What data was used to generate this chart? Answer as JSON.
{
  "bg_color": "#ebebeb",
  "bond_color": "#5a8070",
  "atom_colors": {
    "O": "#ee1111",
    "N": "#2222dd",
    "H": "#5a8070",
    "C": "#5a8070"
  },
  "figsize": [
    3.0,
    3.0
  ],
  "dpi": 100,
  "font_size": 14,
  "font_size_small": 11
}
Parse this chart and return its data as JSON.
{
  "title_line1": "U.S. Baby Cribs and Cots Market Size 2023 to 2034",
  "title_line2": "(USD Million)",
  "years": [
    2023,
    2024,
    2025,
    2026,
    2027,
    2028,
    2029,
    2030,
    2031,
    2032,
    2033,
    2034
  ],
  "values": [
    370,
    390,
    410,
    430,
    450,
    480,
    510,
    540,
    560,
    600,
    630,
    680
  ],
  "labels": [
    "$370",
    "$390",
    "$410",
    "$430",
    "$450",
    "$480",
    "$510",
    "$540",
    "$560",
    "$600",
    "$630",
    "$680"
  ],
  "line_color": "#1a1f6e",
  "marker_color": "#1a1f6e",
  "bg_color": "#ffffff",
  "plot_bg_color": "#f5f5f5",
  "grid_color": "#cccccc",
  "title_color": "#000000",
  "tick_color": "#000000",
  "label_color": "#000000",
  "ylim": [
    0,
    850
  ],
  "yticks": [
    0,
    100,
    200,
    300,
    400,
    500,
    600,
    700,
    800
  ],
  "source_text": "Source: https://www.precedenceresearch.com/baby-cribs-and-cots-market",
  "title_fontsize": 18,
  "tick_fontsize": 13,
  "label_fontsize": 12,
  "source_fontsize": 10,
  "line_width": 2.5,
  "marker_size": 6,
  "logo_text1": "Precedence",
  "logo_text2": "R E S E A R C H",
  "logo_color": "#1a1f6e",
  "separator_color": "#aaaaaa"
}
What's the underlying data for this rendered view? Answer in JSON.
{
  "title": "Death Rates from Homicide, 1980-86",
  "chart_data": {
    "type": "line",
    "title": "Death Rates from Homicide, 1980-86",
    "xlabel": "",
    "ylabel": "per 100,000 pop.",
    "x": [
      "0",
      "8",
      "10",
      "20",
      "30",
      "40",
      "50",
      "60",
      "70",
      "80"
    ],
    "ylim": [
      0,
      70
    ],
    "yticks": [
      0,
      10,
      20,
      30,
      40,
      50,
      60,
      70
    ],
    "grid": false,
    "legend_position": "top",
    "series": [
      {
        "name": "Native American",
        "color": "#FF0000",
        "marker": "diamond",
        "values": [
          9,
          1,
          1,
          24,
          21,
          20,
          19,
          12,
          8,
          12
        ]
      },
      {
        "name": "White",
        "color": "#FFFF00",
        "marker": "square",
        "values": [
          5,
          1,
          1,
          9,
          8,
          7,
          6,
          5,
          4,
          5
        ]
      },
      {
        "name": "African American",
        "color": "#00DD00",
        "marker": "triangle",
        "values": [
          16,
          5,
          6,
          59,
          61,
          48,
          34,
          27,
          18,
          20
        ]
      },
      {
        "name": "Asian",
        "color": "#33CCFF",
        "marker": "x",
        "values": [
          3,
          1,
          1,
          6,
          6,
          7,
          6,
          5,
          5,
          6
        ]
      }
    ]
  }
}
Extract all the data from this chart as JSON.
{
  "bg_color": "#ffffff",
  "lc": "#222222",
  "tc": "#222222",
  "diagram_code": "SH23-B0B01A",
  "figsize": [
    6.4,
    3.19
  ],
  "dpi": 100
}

To be done »
Take the entries above and copy them out exactly.

Exercise response »
What data was used to generate this chart? Answer as JSON.
{
  "bg_color": "#ebebeb",
  "bond_color": "#5a8070",
  "atom_colors": {
    "O": "#ee1111",
    "N": "#2222dd",
    "H": "#5a8070",
    "C": "#5a8070"
  },
  "figsize": [
    3.0,
    3.0
  ],
  "dpi": 100,
  "font_size": 14,
  "font_size_small": 11
}
Parse this chart and return its data as JSON.
{
  "title_line1": "U.S. Baby Cribs and Cots Market Size 2023 to 2034",
  "title_line2": "(USD Million)",
  "years": [
    2023,
    2024,
    2025,
    2026,
    2027,
    2028,
    2029,
    2030,
    2031,
    2032,
    2033,
    2034
  ],
  "values": [
    370,
    390,
    410,
    430,
    450,
    480,
    510,
    540,
    560,
    600,
    630,
    680
  ],
  "labels": [
    "$370",
    "$390",
    "$410",
    "$430",
    "$450",
    "$480",
    "$510",
    "$540",
    "$560",
    "$600",
    "$630",
    "$680"
  ],
  "line_color": "#1a1f6e",
  "marker_color": "#1a1f6e",
  "bg_color": "#ffffff",
  "plot_bg_color": "#f5f5f5",
  "grid_color": "#cccccc",
  "title_color": "#000000",
  "tick_color": "#000000",
  "label_color": "#000000",
  "ylim": [
    0,
    850
  ],
  "yticks": [
    0,
    100,
    200,
    300,
    400,
    500,
    600,
    700,
    800
  ],
  "source_text": "Source: https://www.precedenceresearch.com/baby-cribs-and-cots-market",
  "title_fontsize": 18,
  "tick_fontsize": 13,
  "label_fontsize": 12,
  "source_fontsize": 10,
  "line_width": 2.5,
  "marker_size": 6,
  "logo_text1": "Precedence",
  "logo_text2": "R E S E A R C H",
  "logo_color": "#1a1f6e",
  "separator_color": "#aaaaaa"
}
What's the underlying data for this rendered view? Answer in JSON.
{
  "title": "Death Rates from Homicide, 1980-86",
  "chart_data": {
    "type": "line",
    "title": "Death Rates from Homicide, 1980-86",
    "xlabel": "",
    "ylabel": "per 100,000 pop.",
    "x": [
      "0",
      "8",
      "10",
      "20",
      "30",
      "40",
      "50",
      "60",
      "70",
      "80"
    ],
    "ylim": [
      0,
      70
    ],
    "yticks": [
      0,
      10,
      20,
      30,
      40,
      50,
      60,
      70
    ],
    "grid": false,
    "legend_position": "top",
    "series": [
      {
        "name": "Native American",
        "color": "#FF0000",
        "marker": "diamond",
        "values": [
          9,
          1,
          1,
          24,
          21,
          20,
          19,
          12,
          8,
          12
        ]
      },
      {
        "name": "White",
        "color": "#FFFF00",
        "marker": "square",
        "values": [
          5,
          1,
          1,
          9,
          8,
          7,
          6,
          5,
          4,
          5
        ]
      },
      {
        "name": "African American",
        "color": "#00DD00",
        "marker": "triangle",
        "values": [
          16,
          5,
          6,
          59,
          61,
          48,
          34,
          27,
          18,
          20
        ]
      },
      {
        "name": "Asian",
        "color": "#33CCFF",
        "marker": "x",
        "values": [
          3,
          1,
          1,
          6,
          6,
          7,
          6,
          5,
          5,
          6
        ]
      }
    ]
  }
}
Extract all the data from this chart as JSON.
{
  "bg_color": "#ffffff",
  "lc": "#222222",
  "tc": "#222222",
  "diagram_code": "SH23-B0B01A",
  "figsize": [
    6.4,
    3.19
  ],
  "dpi": 100
}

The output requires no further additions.